▸ **EXERCISE REQUIREMENTS**:
Change every occurrence of "bounding boxes" in the listing below to "enclosing rectangles", and reproduce all other text in the listing unaltered.
-------- DATA FOR THIS EXERCISE --------
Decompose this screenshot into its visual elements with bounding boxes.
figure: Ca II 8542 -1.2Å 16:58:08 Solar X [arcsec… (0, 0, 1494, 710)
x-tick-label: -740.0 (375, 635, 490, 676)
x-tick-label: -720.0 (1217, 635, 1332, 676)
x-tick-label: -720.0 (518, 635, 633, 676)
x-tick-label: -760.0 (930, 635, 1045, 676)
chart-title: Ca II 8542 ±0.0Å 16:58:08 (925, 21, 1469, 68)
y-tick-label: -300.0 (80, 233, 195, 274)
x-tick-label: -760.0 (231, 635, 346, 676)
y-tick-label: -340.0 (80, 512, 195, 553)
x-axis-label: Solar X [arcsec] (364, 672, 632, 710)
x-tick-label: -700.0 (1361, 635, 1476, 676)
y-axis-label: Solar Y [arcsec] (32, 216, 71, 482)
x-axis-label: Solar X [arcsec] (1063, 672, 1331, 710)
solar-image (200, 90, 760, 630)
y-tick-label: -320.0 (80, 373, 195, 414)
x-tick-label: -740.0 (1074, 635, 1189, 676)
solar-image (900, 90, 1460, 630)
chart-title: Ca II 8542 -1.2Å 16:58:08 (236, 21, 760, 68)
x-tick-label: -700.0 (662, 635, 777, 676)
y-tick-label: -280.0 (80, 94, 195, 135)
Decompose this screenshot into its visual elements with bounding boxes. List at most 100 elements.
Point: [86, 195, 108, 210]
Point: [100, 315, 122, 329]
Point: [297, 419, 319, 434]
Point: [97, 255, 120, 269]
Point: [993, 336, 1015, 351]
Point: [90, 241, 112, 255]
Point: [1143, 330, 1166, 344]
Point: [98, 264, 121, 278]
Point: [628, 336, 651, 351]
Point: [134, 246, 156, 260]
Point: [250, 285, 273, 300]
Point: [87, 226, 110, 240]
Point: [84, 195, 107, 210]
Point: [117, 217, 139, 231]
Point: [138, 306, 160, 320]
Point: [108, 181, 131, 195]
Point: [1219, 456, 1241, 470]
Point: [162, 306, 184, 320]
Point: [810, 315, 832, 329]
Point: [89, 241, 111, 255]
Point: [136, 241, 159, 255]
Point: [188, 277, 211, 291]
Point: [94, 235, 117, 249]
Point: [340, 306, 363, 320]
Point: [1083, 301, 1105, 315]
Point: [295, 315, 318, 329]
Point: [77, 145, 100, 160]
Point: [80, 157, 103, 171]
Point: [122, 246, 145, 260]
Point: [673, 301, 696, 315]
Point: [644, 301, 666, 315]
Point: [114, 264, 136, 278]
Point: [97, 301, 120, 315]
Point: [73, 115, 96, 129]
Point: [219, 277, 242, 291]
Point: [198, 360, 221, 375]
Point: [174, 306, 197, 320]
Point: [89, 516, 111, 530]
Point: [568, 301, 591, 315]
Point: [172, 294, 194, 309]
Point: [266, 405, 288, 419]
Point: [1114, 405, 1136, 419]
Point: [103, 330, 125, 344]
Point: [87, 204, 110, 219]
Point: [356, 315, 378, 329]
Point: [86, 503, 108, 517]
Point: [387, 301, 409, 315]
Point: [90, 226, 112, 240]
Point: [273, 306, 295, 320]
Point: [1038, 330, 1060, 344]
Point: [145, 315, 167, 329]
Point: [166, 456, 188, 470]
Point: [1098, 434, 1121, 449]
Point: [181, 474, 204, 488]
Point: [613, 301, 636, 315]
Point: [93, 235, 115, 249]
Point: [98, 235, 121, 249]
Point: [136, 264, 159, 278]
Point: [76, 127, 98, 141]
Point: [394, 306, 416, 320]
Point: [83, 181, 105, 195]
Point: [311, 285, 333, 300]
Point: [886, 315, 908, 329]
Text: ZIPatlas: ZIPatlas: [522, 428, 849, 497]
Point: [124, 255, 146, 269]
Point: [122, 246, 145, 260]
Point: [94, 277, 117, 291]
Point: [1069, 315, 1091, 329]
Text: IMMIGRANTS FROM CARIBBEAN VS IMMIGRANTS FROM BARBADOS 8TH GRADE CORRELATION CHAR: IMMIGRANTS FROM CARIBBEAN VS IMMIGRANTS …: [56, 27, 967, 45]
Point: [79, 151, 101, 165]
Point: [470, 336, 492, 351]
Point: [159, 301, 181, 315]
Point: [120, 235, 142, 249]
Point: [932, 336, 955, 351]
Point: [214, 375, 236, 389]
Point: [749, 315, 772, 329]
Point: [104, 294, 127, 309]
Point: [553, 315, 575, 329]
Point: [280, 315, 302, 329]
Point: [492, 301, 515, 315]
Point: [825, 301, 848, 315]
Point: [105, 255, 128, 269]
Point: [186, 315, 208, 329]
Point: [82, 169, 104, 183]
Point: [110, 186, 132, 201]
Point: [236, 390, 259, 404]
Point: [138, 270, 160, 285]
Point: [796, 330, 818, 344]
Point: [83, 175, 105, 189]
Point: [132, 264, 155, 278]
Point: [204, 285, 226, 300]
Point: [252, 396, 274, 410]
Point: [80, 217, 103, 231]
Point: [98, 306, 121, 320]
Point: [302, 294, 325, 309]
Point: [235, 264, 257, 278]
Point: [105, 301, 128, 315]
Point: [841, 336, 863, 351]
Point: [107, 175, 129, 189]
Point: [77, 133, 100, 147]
--------
▸ **RESULT**:
Decompose this screenshot into its visual elements with enclosing rectangles.
figure: Ca II 8542 -1.2Å 16:58:08 Solar X [arcsec… (0, 0, 1494, 710)
x-tick-label: -740.0 (375, 635, 490, 676)
x-tick-label: -720.0 (1217, 635, 1332, 676)
x-tick-label: -720.0 (518, 635, 633, 676)
x-tick-label: -760.0 (930, 635, 1045, 676)
chart-title: Ca II 8542 ±0.0Å 16:58:08 (925, 21, 1469, 68)
y-tick-label: -300.0 (80, 233, 195, 274)
x-tick-label: -760.0 (231, 635, 346, 676)
y-tick-label: -340.0 (80, 512, 195, 553)
x-axis-label: Solar X [arcsec] (364, 672, 632, 710)
x-tick-label: -700.0 (1361, 635, 1476, 676)
y-axis-label: Solar Y [arcsec] (32, 216, 71, 482)
x-axis-label: Solar X [arcsec] (1063, 672, 1331, 710)
solar-image (200, 90, 760, 630)
y-tick-label: -320.0 (80, 373, 195, 414)
x-tick-label: -740.0 (1074, 635, 1189, 676)
solar-image (900, 90, 1460, 630)
chart-title: Ca II 8542 -1.2Å 16:58:08 (236, 21, 760, 68)
x-tick-label: -700.0 (662, 635, 777, 676)
y-tick-label: -280.0 (80, 94, 195, 135)
Decompose this screenshot into its visual elements with enclosing rectangles. List at most 100 elements.
Point: [86, 195, 108, 210]
Point: [100, 315, 122, 329]
Point: [297, 419, 319, 434]
Point: [97, 255, 120, 269]
Point: [993, 336, 1015, 351]
Point: [90, 241, 112, 255]
Point: [1143, 330, 1166, 344]
Point: [98, 264, 121, 278]
Point: [628, 336, 651, 351]
Point: [134, 246, 156, 260]
Point: [250, 285, 273, 300]
Point: [87, 226, 110, 240]
Point: [84, 195, 107, 210]
Point: [117, 217, 139, 231]
Point: [138, 306, 160, 320]
Point: [108, 181, 131, 195]
Point: [1219, 456, 1241, 470]
Point: [162, 306, 184, 320]
Point: [810, 315, 832, 329]
Point: [89, 241, 111, 255]
Point: [136, 241, 159, 255]
Point: [188, 277, 211, 291]
Point: [94, 235, 117, 249]
Point: [340, 306, 363, 320]
Point: [1083, 301, 1105, 315]
Point: [295, 315, 318, 329]
Point: [77, 145, 100, 160]
Point: [80, 157, 103, 171]
Point: [122, 246, 145, 260]
Point: [673, 301, 696, 315]
Point: [644, 301, 666, 315]
Point: [114, 264, 136, 278]
Point: [97, 301, 120, 315]
Point: [73, 115, 96, 129]
Point: [219, 277, 242, 291]
Point: [198, 360, 221, 375]
Point: [174, 306, 197, 320]
Point: [89, 516, 111, 530]
Point: [568, 301, 591, 315]
Point: [172, 294, 194, 309]
Point: [266, 405, 288, 419]
Point: [1114, 405, 1136, 419]
Point: [103, 330, 125, 344]
Point: [87, 204, 110, 219]
Point: [356, 315, 378, 329]
Point: [86, 503, 108, 517]
Point: [387, 301, 409, 315]
Point: [90, 226, 112, 240]
Point: [273, 306, 295, 320]
Point: [1038, 330, 1060, 344]
Point: [145, 315, 167, 329]
Point: [166, 456, 188, 470]
Point: [1098, 434, 1121, 449]
Point: [181, 474, 204, 488]
Point: [613, 301, 636, 315]
Point: [93, 235, 115, 249]
Point: [98, 235, 121, 249]
Point: [136, 264, 159, 278]
Point: [76, 127, 98, 141]
Point: [394, 306, 416, 320]
Point: [83, 181, 105, 195]
Point: [311, 285, 333, 300]
Point: [886, 315, 908, 329]
Text: ZIPatlas: ZIPatlas: [522, 428, 849, 497]
Point: [124, 255, 146, 269]
Point: [122, 246, 145, 260]
Point: [94, 277, 117, 291]
Point: [1069, 315, 1091, 329]
Text: IMMIGRANTS FROM CARIBBEAN VS IMMIGRANTS FROM BARBADOS 8TH GRADE CORRELATION CHAR: IMMIGRANTS FROM CARIBBEAN VS IMMIGRANTS …: [56, 27, 967, 45]
Point: [79, 151, 101, 165]
Point: [470, 336, 492, 351]
Point: [159, 301, 181, 315]
Point: [120, 235, 142, 249]
Point: [932, 336, 955, 351]
Point: [214, 375, 236, 389]
Point: [749, 315, 772, 329]
Point: [104, 294, 127, 309]
Point: [553, 315, 575, 329]
Point: [280, 315, 302, 329]
Point: [492, 301, 515, 315]
Point: [825, 301, 848, 315]
Point: [105, 255, 128, 269]
Point: [186, 315, 208, 329]
Point: [82, 169, 104, 183]
Point: [110, 186, 132, 201]
Point: [236, 390, 259, 404]
Point: [138, 270, 160, 285]
Point: [796, 330, 818, 344]
Point: [83, 175, 105, 189]
Point: [132, 264, 155, 278]
Point: [204, 285, 226, 300]
Point: [252, 396, 274, 410]
Point: [80, 217, 103, 231]
Point: [98, 306, 121, 320]
Point: [302, 294, 325, 309]
Point: [235, 264, 257, 278]
Point: [105, 301, 128, 315]
Point: [841, 336, 863, 351]
Point: [107, 175, 129, 189]
Point: [77, 133, 100, 147]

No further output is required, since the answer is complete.